[EXCERPT — start]

This first post will deal with limiting which fields a user can edit as many of the form security applied previously does not apply to Editable Grids. What do I mean by this? First off read only attributes applied to fields on a form do not honor this setting in editable grids. As such neither does calls to setDisabled in form js. Also as editable grids are set at an entity level, users are able to create their own views and add any column, even those not on any form, to those views and gain editable rights to them. Supposedly field level security is upheld on editable grids, but that does little to help if you don't want to go through the thousands of fields you have created and decide who has access to edit them.
The first step I took is to disable all fields in the selected row. I will not go into how to setup editable grids or wire up events as this is all documented nicely many places, but where I ran into trouble is what the js should look like to accomplish this goal.

[EXCERPT — finish]
[DATA SHOWN — start]

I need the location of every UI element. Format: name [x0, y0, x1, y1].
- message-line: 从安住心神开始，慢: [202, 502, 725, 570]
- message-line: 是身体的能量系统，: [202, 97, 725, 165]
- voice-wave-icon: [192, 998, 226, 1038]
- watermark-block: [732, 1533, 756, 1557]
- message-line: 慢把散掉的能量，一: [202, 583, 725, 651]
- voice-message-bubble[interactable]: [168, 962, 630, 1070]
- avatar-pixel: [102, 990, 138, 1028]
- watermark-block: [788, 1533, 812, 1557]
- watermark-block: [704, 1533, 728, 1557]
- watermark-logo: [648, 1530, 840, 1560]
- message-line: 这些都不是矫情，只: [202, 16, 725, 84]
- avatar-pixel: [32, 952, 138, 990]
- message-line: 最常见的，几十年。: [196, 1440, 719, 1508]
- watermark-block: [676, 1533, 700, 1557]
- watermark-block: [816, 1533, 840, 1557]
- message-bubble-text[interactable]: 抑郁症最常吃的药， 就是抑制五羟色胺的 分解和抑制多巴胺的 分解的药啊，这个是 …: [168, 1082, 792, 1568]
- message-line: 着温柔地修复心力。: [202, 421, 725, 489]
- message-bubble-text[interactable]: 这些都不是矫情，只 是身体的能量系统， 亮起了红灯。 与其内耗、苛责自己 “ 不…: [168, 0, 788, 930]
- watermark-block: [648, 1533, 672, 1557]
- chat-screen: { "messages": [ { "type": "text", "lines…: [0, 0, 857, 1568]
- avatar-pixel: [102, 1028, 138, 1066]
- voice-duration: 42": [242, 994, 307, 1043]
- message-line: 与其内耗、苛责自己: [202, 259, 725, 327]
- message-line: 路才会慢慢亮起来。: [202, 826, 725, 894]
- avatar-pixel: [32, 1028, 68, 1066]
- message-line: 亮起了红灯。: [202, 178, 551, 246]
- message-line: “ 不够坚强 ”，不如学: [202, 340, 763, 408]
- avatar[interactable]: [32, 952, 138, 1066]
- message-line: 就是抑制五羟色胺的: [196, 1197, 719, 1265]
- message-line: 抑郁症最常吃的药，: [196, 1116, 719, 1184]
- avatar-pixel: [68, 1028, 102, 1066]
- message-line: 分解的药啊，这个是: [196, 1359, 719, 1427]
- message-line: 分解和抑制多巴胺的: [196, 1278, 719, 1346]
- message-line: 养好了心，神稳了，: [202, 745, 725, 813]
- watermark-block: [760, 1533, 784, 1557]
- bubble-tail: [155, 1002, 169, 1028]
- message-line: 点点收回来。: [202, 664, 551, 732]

[DATA SHOWN — finish]

EXERCISES TO COMPLETE —
[1] In the post on editable grids, what was the first step the writer took?
[2] Carry on the post about limiting edits in editable grids, starting right after its last sentence.

LIST OF ANSWERS —
[1] Disabling all fields in the selected row.

[2]
var editableFields = ["emailaddress1", "telephone1"];
function Grid_And_Form(executionContext) {
var entityObject = executionContext.getFormContext().data.entity;
var attributes= entityObject.attributes.getAll();
for (var i = 0; i< attributes.length; i++) {
if (editableFields.indexOf(attributes[i].getName()) == -1) {
console.log(attributes[i].getName());
var attrControl= attributes[i].controls.get(0);
attrControl.setDisabled(true);
}
}
}
By passing executionContext to the js, and retrieving the entity we can get all attributes. From there getting the first control for each attribute (there should only ever be one, as you cannot add a field to a view multiple times) we are able to disable that field. Creating a list up front of fields we want to allow to be editable allows us to easily modify the list, and document which fields are available.